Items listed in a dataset
☆ ☆ ☆ ☆ ☆
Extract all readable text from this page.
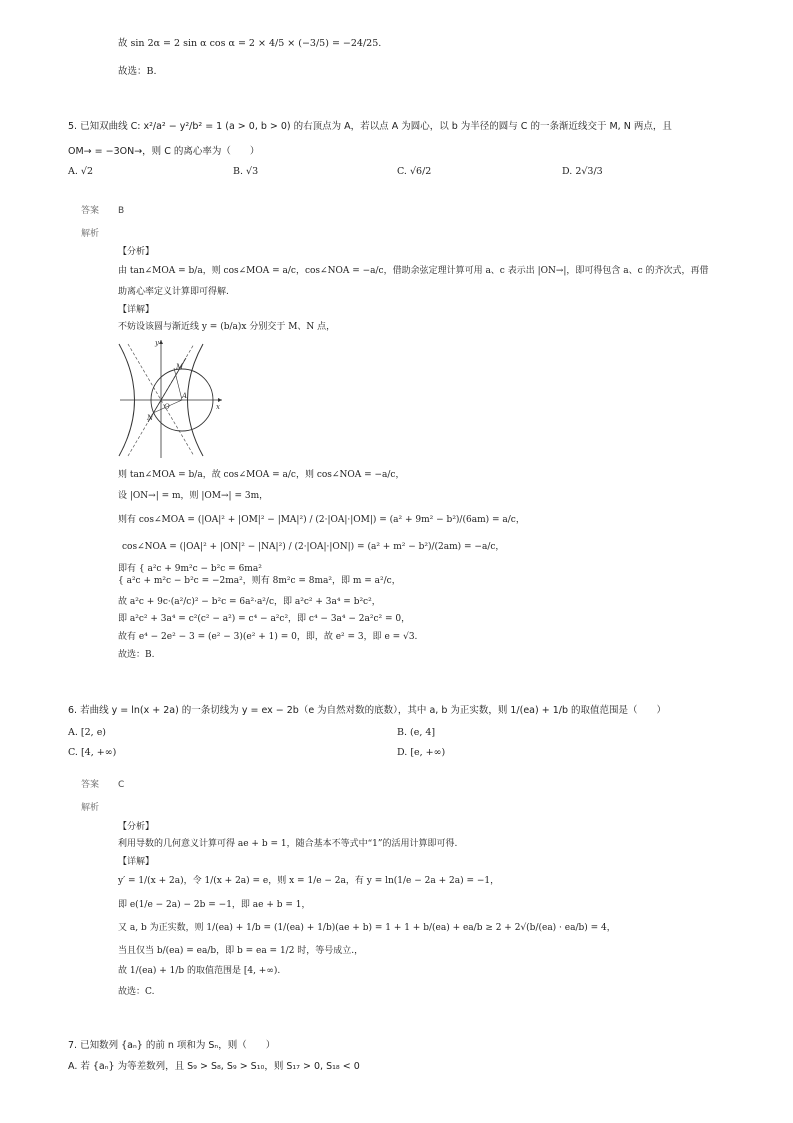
故 sin 2α = 2 sin α cos α = 2 × 4/5 × (−3/5) = −24/25.
故选：B.
5. 已知双曲线 C: x²/a² − y²/b² = 1 (a > 0, b > 0) 的右顶点为 A，若以点 A 为圆心，以 b 为半径的圆与 C 的一条渐近线交于 M, N 两点，且
OM→ = −3ON→，则 C 的离心率为（　　）
A. √2	B. √3	C. √6/2	D. 2√3/3
答案 B
解析
【分析】
由 tan∠MOA = b/a，则 cos∠MOA = a/c，cos∠NOA = −a/c，借助余弦定理计算可用 a、c 表示出 |ON→|，即可得包含 a、c 的齐次式，再借
助离心率定义计算即可得解.
【详解】
不妨设该圆与渐近线 y = (b/a)x 分别交于 M、N 点，
y
x
O
A
M
N
则 tan∠MOA = b/a，故 cos∠MOA = a/c，则 cos∠NOA = −a/c，
设 |ON→| = m，则 |OM→| = 3m，
则有 cos∠MOA = (|OA|² + |OM|² − |MA|²) / (2·|OA|·|OM|) = (a² + 9m² − b²)/(6am) = a/c，
cos∠NOA = (|OA|² + |ON|² − |NA|²) / (2·|OA|·|ON|) = (a² + m² − b²)/(2am) = −a/c，
即有 { a²c + 9m²c − b²c = 6ma²
{ a²c + m²c − b²c = −2ma²，则有 8m²c = 8ma²，即 m = a²/c，
故 a²c + 9c·(a²/c)² − b²c = 6a²·a²/c，即 a²c² + 3a⁴ = b²c²，
即 a²c² + 3a⁴ = c²(c² − a²) = c⁴ − a²c²，即 c⁴ − 3a⁴ − 2a²c² = 0，
故有 e⁴ − 2e² − 3 = (e² − 3)(e² + 1) = 0，即，故 e² = 3，即 e = √3.
故选：B.
6. 若曲线 y = ln(x + 2a) 的一条切线为 y = ex − 2b（e 为自然对数的底数），其中 a, b 为正实数，则 1/(ea) + 1/b 的取值范围是（　　）
A. [2, e)	B. (e, 4]
C. [4, +∞)	D. [e, +∞)
答案 C
解析
【分析】
利用导数的几何意义计算可得 ae + b = 1，随合基本不等式中“1”的活用计算即可得.
【详解】
y′ = 1/(x + 2a)，令 1/(x + 2a) = e，则 x = 1/e − 2a，有 y = ln(1/e − 2a + 2a) = −1，
即 e(1/e − 2a) − 2b = −1，即 ae + b = 1，
又 a, b 为正实数，则 1/(ea) + 1/b = (1/(ea) + 1/b)(ae + b) = 1 + 1 + b/(ea) + ea/b ≥ 2 + 2√(b/(ea) · ea/b) = 4，
当且仅当 b/(ea) = ea/b，即 b = ea = 1/2 时，等号成立.，
故 1/(ea) + 1/b 的取值范围是 [4, +∞).
故选：C.
7. 已知数列 {aₙ} 的前 n 项和为 Sₙ，则（　　）
A. 若 {aₙ} 为等差数列，且 S₉ > S₈, S₉ > S₁₀，则 S₁₇ > 0, S₁₈ < 0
☆ ☆ ☆ ☆ ☆
Write out every line of the data that holds the word "为正实数".

**Expected answer:**
6. 若曲线 y = ln(x + 2a) 的一条切线为 y = ex − 2b（e 为自然对数的底数），其中 a, b 为正实数，则 1/(ea) + 1/b 的取值范围是（　　）
又 a, b 为正实数，则 1/(ea) + 1/b = (1/(ea) + 1/b)(ae + b) = 1 + 1 + b/(ea) + ea/b ≥ 2 + 2√(b/(ea) · ea/b) = 4，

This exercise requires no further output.